● SET PROBLEM: Where a line contains the word "object", copy that line in full.

● MATERIALS PROVIDED:
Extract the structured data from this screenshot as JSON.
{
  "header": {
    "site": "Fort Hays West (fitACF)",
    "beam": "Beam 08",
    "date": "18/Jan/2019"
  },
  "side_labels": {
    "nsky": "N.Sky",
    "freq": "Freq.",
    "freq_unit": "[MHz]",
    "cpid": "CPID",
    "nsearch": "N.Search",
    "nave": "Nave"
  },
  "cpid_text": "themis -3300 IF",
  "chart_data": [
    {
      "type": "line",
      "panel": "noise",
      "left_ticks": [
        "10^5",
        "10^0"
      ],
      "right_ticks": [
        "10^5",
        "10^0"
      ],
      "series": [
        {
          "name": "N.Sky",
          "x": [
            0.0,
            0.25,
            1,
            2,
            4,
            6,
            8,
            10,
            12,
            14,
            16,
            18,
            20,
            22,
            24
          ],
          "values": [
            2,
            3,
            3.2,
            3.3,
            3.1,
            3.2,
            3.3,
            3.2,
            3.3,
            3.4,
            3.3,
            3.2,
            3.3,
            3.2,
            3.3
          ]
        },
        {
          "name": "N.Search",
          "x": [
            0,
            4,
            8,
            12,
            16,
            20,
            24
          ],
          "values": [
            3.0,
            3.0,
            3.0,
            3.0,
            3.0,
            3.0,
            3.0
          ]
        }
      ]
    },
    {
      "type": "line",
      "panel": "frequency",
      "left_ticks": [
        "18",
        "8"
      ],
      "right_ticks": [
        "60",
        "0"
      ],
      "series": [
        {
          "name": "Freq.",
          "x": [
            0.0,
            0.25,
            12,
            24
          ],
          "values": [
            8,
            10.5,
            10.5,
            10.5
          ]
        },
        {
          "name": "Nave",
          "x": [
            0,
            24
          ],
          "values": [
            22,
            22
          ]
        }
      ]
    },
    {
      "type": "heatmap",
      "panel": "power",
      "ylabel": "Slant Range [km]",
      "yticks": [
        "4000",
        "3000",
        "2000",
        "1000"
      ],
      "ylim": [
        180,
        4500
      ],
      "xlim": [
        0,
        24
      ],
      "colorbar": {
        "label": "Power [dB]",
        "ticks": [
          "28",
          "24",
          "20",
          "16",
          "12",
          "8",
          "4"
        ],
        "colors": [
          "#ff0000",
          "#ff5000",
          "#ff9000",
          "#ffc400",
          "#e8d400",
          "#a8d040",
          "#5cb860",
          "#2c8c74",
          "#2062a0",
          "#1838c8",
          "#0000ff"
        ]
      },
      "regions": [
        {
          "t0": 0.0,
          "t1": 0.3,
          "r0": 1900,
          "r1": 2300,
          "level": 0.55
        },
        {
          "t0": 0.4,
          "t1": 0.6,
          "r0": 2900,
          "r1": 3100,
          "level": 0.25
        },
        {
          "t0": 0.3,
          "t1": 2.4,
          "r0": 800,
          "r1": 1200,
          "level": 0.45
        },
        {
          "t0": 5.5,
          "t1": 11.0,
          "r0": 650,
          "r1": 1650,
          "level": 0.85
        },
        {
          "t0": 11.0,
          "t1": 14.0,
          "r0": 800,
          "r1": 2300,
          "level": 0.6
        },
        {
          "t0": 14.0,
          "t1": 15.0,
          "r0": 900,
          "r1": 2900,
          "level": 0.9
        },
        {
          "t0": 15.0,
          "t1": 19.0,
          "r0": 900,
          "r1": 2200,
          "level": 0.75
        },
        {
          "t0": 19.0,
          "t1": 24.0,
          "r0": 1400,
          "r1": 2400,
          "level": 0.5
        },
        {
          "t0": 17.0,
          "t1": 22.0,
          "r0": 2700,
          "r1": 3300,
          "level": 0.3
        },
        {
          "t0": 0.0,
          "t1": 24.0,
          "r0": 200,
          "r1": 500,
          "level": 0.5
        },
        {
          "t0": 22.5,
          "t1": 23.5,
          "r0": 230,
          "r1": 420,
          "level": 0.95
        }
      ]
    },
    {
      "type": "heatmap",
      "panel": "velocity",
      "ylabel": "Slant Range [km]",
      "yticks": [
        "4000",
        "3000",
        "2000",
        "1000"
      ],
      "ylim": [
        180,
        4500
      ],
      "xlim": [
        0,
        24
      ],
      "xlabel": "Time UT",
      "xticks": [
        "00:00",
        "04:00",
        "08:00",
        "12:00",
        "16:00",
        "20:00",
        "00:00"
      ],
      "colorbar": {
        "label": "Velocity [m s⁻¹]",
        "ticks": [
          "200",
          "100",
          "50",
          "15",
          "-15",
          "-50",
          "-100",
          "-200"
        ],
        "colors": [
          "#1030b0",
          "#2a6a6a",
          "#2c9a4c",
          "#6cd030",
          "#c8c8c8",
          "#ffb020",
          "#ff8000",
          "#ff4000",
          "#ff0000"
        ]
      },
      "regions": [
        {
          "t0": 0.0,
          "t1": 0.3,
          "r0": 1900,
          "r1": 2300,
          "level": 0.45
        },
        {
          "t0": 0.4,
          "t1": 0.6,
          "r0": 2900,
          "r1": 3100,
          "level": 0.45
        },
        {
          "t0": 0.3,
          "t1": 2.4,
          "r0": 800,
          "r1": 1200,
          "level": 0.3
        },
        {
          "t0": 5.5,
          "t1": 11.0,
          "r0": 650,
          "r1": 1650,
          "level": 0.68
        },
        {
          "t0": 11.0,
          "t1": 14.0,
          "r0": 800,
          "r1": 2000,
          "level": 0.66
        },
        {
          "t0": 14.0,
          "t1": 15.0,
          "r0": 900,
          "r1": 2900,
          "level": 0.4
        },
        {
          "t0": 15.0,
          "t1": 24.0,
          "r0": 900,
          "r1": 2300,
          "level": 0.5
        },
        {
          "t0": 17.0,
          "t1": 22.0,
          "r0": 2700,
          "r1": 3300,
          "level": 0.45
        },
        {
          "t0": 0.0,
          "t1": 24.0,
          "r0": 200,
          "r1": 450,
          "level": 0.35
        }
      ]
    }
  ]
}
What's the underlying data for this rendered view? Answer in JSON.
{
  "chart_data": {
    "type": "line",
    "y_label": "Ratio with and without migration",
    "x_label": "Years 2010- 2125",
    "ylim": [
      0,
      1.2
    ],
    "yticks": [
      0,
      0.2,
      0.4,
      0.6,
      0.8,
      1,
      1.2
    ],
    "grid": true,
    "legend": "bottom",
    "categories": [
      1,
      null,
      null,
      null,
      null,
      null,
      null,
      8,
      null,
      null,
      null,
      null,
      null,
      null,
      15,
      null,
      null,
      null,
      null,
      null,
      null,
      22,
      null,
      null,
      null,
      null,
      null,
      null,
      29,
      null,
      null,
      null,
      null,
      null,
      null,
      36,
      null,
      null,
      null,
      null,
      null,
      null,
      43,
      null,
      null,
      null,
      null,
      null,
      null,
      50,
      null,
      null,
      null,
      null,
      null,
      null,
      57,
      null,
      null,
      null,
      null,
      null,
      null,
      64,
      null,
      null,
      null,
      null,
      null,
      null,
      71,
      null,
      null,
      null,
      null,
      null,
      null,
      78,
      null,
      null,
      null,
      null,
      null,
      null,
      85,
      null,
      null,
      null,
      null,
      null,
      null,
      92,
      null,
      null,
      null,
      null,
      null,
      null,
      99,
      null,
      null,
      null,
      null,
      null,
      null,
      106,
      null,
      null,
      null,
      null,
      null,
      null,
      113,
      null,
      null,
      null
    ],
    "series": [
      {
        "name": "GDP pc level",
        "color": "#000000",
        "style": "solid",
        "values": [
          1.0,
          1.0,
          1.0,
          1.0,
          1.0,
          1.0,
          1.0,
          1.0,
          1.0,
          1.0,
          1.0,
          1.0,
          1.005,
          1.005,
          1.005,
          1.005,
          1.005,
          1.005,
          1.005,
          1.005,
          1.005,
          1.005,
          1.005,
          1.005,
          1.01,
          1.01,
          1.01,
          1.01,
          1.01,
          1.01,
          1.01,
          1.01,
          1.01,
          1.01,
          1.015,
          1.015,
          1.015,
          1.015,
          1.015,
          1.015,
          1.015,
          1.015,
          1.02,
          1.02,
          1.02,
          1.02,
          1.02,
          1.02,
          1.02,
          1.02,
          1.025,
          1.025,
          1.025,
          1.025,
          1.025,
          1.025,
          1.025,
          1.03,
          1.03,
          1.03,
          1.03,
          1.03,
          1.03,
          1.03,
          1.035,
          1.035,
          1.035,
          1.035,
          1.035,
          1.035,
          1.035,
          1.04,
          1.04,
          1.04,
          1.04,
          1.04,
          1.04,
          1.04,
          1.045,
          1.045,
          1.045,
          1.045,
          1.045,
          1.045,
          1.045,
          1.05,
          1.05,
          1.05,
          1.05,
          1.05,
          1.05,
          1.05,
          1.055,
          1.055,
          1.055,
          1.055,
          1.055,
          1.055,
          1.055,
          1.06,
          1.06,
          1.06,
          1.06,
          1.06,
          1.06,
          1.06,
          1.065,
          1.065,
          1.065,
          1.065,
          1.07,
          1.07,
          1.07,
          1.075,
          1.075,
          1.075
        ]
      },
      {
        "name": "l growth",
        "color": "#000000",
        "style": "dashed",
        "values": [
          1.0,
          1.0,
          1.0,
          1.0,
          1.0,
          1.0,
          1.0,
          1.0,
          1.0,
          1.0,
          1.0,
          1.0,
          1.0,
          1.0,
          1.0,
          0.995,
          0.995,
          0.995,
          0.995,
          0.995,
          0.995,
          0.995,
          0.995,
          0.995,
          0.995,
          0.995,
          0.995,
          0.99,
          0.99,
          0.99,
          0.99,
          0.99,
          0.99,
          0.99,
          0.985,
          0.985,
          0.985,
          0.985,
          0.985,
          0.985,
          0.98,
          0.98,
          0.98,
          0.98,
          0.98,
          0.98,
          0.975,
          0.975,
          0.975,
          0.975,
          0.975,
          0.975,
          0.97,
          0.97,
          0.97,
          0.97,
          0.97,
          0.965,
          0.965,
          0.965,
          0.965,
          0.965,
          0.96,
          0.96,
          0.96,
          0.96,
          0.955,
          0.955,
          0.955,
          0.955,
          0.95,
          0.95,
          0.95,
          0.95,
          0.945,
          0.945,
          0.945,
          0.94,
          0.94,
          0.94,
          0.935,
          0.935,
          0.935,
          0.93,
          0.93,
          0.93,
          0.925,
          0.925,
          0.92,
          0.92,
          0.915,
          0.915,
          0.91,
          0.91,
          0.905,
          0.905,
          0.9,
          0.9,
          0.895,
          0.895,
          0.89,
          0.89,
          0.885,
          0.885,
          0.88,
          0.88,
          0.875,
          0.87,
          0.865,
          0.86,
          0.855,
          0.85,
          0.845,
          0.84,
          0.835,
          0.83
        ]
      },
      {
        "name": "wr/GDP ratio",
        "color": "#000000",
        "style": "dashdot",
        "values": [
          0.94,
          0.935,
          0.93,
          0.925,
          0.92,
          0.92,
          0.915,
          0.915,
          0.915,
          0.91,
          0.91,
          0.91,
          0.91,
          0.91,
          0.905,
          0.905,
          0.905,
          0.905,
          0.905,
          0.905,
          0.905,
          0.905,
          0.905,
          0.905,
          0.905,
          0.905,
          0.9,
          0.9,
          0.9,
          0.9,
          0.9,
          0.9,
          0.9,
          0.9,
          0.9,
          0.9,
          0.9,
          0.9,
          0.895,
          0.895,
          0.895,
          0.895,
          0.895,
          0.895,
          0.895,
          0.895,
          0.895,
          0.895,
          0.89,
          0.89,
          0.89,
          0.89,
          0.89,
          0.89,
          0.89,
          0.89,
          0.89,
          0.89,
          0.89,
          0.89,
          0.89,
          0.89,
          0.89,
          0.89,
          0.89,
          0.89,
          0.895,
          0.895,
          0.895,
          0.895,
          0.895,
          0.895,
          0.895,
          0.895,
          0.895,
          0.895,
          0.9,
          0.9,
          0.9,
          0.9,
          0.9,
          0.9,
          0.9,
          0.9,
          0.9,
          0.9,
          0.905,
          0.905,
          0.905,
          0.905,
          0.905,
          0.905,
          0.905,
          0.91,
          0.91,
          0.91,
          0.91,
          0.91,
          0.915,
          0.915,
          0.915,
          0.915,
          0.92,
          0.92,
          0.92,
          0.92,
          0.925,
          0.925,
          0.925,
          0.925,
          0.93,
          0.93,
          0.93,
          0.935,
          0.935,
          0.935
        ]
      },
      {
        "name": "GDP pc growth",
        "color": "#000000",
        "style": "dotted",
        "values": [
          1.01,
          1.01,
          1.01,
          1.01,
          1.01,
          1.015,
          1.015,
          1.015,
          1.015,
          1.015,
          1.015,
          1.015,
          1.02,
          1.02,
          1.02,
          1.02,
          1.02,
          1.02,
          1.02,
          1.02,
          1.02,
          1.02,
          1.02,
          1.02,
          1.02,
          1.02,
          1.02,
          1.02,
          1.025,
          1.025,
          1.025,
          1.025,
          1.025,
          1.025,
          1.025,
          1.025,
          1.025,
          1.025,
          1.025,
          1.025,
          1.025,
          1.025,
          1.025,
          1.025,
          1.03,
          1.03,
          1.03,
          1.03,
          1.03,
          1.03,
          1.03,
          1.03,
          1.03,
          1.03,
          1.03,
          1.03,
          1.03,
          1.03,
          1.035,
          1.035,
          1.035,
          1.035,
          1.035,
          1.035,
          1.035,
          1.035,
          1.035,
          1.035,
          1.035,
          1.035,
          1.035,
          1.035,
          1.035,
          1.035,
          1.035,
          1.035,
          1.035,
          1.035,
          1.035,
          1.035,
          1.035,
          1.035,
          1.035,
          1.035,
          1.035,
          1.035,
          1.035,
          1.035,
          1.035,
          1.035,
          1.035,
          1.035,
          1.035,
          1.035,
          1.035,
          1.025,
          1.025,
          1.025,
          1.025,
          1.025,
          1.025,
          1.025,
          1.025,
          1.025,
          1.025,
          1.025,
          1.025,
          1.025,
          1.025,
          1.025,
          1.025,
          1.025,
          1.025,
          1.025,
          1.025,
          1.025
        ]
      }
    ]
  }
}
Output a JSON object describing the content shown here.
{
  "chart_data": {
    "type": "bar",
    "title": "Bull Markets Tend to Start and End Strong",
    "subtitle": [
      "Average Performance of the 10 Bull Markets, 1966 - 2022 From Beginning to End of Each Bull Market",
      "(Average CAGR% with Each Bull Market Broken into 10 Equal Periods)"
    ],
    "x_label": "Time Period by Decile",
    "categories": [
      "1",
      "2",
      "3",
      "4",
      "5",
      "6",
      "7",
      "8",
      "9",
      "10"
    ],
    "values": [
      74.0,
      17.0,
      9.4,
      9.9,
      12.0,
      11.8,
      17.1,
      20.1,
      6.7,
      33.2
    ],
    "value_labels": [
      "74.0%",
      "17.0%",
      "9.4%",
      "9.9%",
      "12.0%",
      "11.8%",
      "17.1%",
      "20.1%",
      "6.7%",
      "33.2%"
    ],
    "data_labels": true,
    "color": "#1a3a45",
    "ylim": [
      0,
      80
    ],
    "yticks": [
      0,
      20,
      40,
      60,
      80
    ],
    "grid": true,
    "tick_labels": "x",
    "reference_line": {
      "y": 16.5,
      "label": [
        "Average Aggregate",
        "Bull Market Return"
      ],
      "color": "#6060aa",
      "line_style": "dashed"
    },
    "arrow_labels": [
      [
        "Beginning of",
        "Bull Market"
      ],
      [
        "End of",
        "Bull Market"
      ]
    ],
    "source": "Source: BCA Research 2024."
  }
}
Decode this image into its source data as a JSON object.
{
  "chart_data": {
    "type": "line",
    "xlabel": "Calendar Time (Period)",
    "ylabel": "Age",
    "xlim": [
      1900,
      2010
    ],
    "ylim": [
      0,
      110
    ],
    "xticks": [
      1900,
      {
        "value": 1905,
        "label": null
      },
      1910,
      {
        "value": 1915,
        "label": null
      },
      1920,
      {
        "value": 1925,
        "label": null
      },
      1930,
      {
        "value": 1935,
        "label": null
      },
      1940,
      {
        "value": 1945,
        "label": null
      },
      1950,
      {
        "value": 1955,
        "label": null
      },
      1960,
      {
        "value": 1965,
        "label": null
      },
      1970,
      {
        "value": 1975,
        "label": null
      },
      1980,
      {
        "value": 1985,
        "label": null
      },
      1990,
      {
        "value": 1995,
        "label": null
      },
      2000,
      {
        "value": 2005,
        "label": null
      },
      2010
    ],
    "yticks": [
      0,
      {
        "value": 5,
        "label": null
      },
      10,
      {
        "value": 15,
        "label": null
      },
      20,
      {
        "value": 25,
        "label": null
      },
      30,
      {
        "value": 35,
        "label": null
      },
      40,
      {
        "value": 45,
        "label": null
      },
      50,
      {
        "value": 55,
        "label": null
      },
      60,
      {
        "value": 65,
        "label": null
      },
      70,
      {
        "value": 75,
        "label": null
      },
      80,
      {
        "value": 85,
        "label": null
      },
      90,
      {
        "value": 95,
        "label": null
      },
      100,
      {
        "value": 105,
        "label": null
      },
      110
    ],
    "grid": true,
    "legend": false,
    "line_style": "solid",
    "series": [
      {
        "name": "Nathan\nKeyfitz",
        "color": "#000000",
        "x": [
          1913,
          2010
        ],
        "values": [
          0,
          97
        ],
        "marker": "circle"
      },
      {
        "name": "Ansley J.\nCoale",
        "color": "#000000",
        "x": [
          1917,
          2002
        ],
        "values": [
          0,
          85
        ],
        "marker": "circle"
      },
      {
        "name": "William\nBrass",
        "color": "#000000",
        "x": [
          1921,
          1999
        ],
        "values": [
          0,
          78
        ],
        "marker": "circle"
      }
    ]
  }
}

● FINISHED TASK:
Output a JSON object describing the content shown here.
Decode this image into its source data as a JSON object.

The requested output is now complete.